### STATED EXERCISE
Write out all of the entries that follow, word for word, but skip the pictures.

** Begin DATA RECORDS **

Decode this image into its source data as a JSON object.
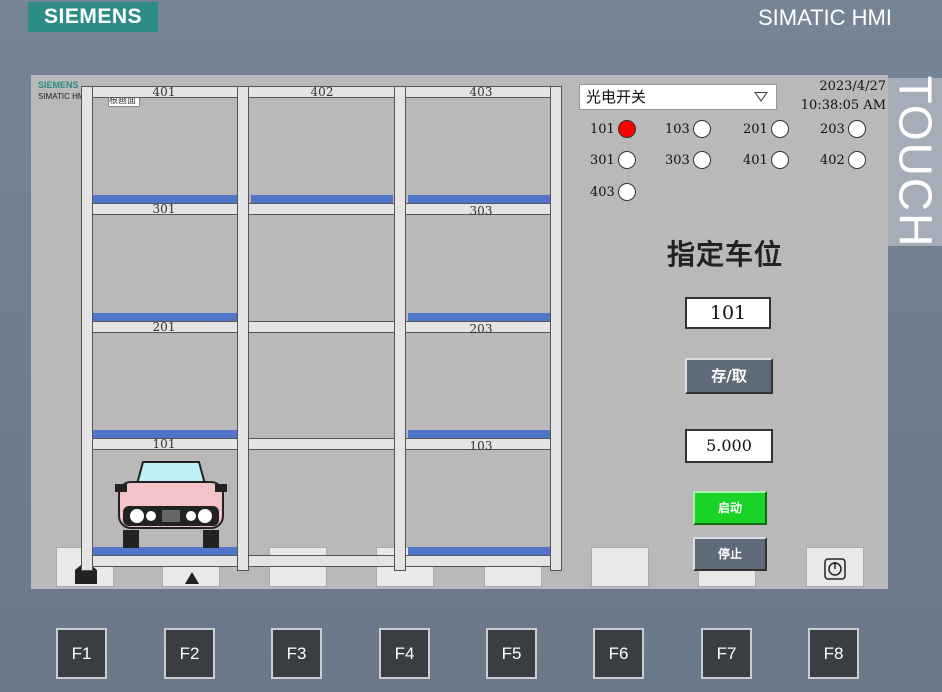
{
  "bezel": {
    "brand": "SIEMENS",
    "product": "SIMATIC HMI",
    "side_label": "TOUCH"
  },
  "screen": {
    "mini_brand": "SIEMENS",
    "mini_sub": "SIMATIC HMI",
    "mini_title": "根画面",
    "garage": {
      "top_labels": [
        "401",
        "402",
        "403"
      ],
      "row3_labels": [
        "301",
        "303"
      ],
      "row2_labels": [
        "201",
        "203"
      ],
      "row1_labels": [
        "101",
        "103"
      ]
    },
    "selector": {
      "value": "光电开关"
    },
    "datetime": {
      "date": "2023/4/27",
      "time": "10:38:05 AM"
    },
    "sensors": [
      {
        "label": "101",
        "on": true
      },
      {
        "label": "103",
        "on": false
      },
      {
        "label": "201",
        "on": false
      },
      {
        "label": "203",
        "on": false
      },
      {
        "label": "301",
        "on": false
      },
      {
        "label": "303",
        "on": false
      },
      {
        "label": "401",
        "on": false
      },
      {
        "label": "402",
        "on": false
      },
      {
        "label": "403",
        "on": false
      }
    ],
    "heading": "指定车位",
    "slot_value": "101",
    "store_button": "存/取",
    "speed_value": "5.000",
    "start_button": "启动",
    "stop_button": "停止"
  },
  "function_keys": [
    "F1",
    "F2",
    "F3",
    "F4",
    "F5",
    "F6",
    "F7",
    "F8"
  ],
  "colors": {
    "sensor_on": "#ff0000",
    "platform": "#4f76c9",
    "start": "#19d326",
    "brand": "#2e8c87"
  }
}
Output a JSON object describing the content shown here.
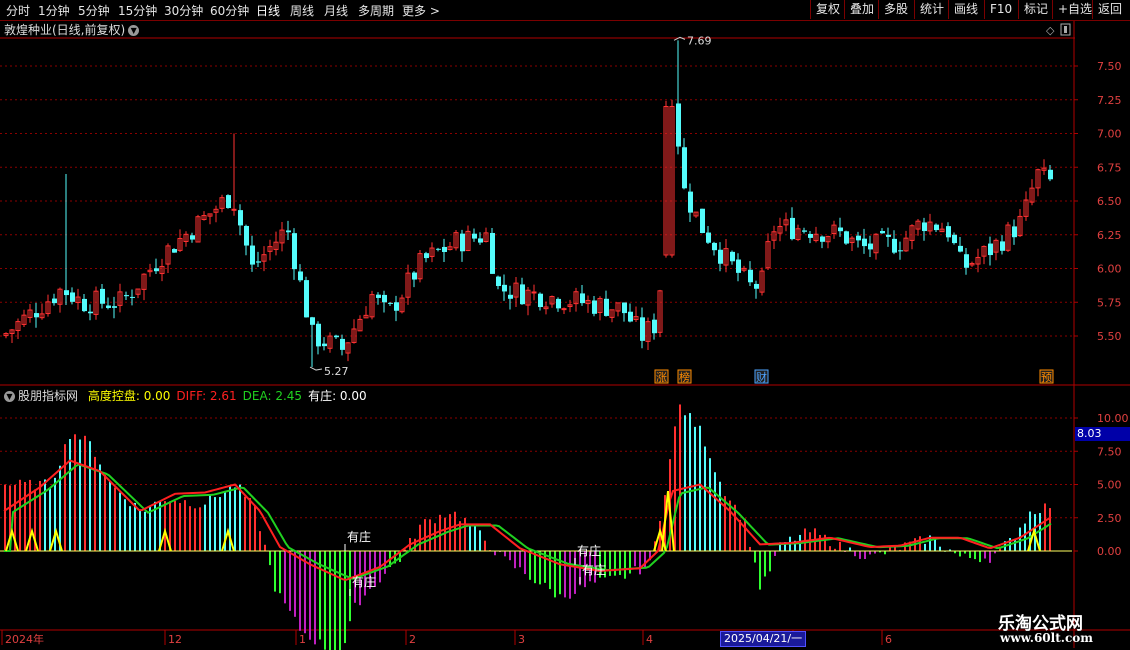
{
  "toolbar": {
    "periods": [
      "分时",
      "1分钟",
      "5分钟",
      "15分钟",
      "30分钟",
      "60分钟",
      "日线",
      "周线",
      "月线",
      "多周期",
      "更多"
    ],
    "active_period": "日线",
    "right_buttons": [
      "复权",
      "叠加",
      "多股",
      "统计",
      "画线",
      "F10",
      "标记",
      "+自选",
      "返回"
    ]
  },
  "main": {
    "title": "敦煌种业(日线,前复权)",
    "high_label": "7.69",
    "low_label": "5.27",
    "y_ticks": [
      "7.50",
      "7.25",
      "7.00",
      "6.75",
      "6.50",
      "6.25",
      "6.00",
      "5.75",
      "5.50"
    ],
    "event_tags": [
      "涨",
      "榜",
      "财",
      "预"
    ]
  },
  "indicator": {
    "name": "股朋指标网",
    "items": [
      {
        "label": "高度控盘:",
        "value": "0.00",
        "color": "#ffff00"
      },
      {
        "label": "DIFF:",
        "value": "2.61",
        "color": "#ff2020"
      },
      {
        "label": "DEA:",
        "value": "2.45",
        "color": "#20d020"
      },
      {
        "label": "有庄:",
        "value": "0.00",
        "color": "#ffffff"
      }
    ],
    "y_ticks": [
      "10.00",
      "7.50",
      "5.00",
      "2.50",
      "0.00"
    ],
    "current_value": "8.03",
    "annotations": [
      "有庄",
      "有庄",
      "有庄",
      "有庄"
    ]
  },
  "x_axis": {
    "labels": [
      "2024年",
      "12",
      "1",
      "2",
      "3",
      "4",
      "5",
      "6"
    ],
    "cursor_date": "2025/04/21/一"
  },
  "watermark": {
    "line1": "乐淘公式网",
    "line2": "www.60lt.com"
  },
  "colors": {
    "up": "#ff3232",
    "down": "#54fcfc",
    "grid": "#8b0000",
    "axis": "#b00000",
    "diff": "#ff2020",
    "dea": "#20d020"
  }
}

** End DATA RECORDS **

### ANSWER TO THIS TASK
Decode this image into its source data as a JSON object.
{
  "bezel": {
    "brand": "SIEMENS",
    "product": "SIMATIC HMI",
    "side_label": "TOUCH"
  },
  "screen": {
    "mini_brand": "SIEMENS",
    "mini_sub": "SIMATIC HMI",
    "mini_title": "根画面",
    "garage": {
      "top_labels": [
        "401",
        "402",
        "403"
      ],
      "row3_labels": [
        "301",
        "303"
      ],
      "row2_labels": [
        "201",
        "203"
      ],
      "row1_labels": [
        "101",
        "103"
      ]
    },
    "selector": {
      "value": "光电开关"
    },
    "datetime": {
      "date": "2023/4/27",
      "time": "10:38:05 AM"
    },
    "sensors": [
      {
        "label": "101",
        "on": true
      },
      {
        "label": "103",
        "on": false
      },
      {
        "label": "201",
        "on": false
      },
      {
        "label": "203",
        "on": false
      },
      {
        "label": "301",
        "on": false
      },
      {
        "label": "303",
        "on": false
      },
      {
        "label": "401",
        "on": false
      },
      {
        "label": "402",
        "on": false
      },
      {
        "label": "403",
        "on": false
      }
    ],
    "heading": "指定车位",
    "slot_value": "101",
    "store_button": "存/取",
    "speed_value": "5.000",
    "start_button": "启动",
    "stop_button": "停止"
  },
  "function_keys": [
    "F1",
    "F2",
    "F3",
    "F4",
    "F5",
    "F6",
    "F7",
    "F8"
  ],
  "colors": {
    "sensor_on": "#ff0000",
    "platform": "#4f76c9",
    "start": "#19d326",
    "brand": "#2e8c87"
  }
}
Output a JSON object describing the content shown here.
{
  "toolbar": {
    "periods": [
      "分时",
      "1分钟",
      "5分钟",
      "15分钟",
      "30分钟",
      "60分钟",
      "日线",
      "周线",
      "月线",
      "多周期",
      "更多"
    ],
    "active_period": "日线",
    "right_buttons": [
      "复权",
      "叠加",
      "多股",
      "统计",
      "画线",
      "F10",
      "标记",
      "+自选",
      "返回"
    ]
  },
  "main": {
    "title": "敦煌种业(日线,前复权)",
    "high_label": "7.69",
    "low_label": "5.27",
    "y_ticks": [
      "7.50",
      "7.25",
      "7.00",
      "6.75",
      "6.50",
      "6.25",
      "6.00",
      "5.75",
      "5.50"
    ],
    "event_tags": [
      "涨",
      "榜",
      "财",
      "预"
    ]
  },
  "indicator": {
    "name": "股朋指标网",
    "items": [
      {
        "label": "高度控盘:",
        "value": "0.00",
        "color": "#ffff00"
      },
      {
        "label": "DIFF:",
        "value": "2.61",
        "color": "#ff2020"
      },
      {
        "label": "DEA:",
        "value": "2.45",
        "color": "#20d020"
      },
      {
        "label": "有庄:",
        "value": "0.00",
        "color": "#ffffff"
      }
    ],
    "y_ticks": [
      "10.00",
      "7.50",
      "5.00",
      "2.50",
      "0.00"
    ],
    "current_value": "8.03",
    "annotations": [
      "有庄",
      "有庄",
      "有庄",
      "有庄"
    ]
  },
  "x_axis": {
    "labels": [
      "2024年",
      "12",
      "1",
      "2",
      "3",
      "4",
      "5",
      "6"
    ],
    "cursor_date": "2025/04/21/一"
  },
  "watermark": {
    "line1": "乐淘公式网",
    "line2": "www.60lt.com"
  },
  "colors": {
    "up": "#ff3232",
    "down": "#54fcfc",
    "grid": "#8b0000",
    "axis": "#b00000",
    "diff": "#ff2020",
    "dea": "#20d020"
  }
}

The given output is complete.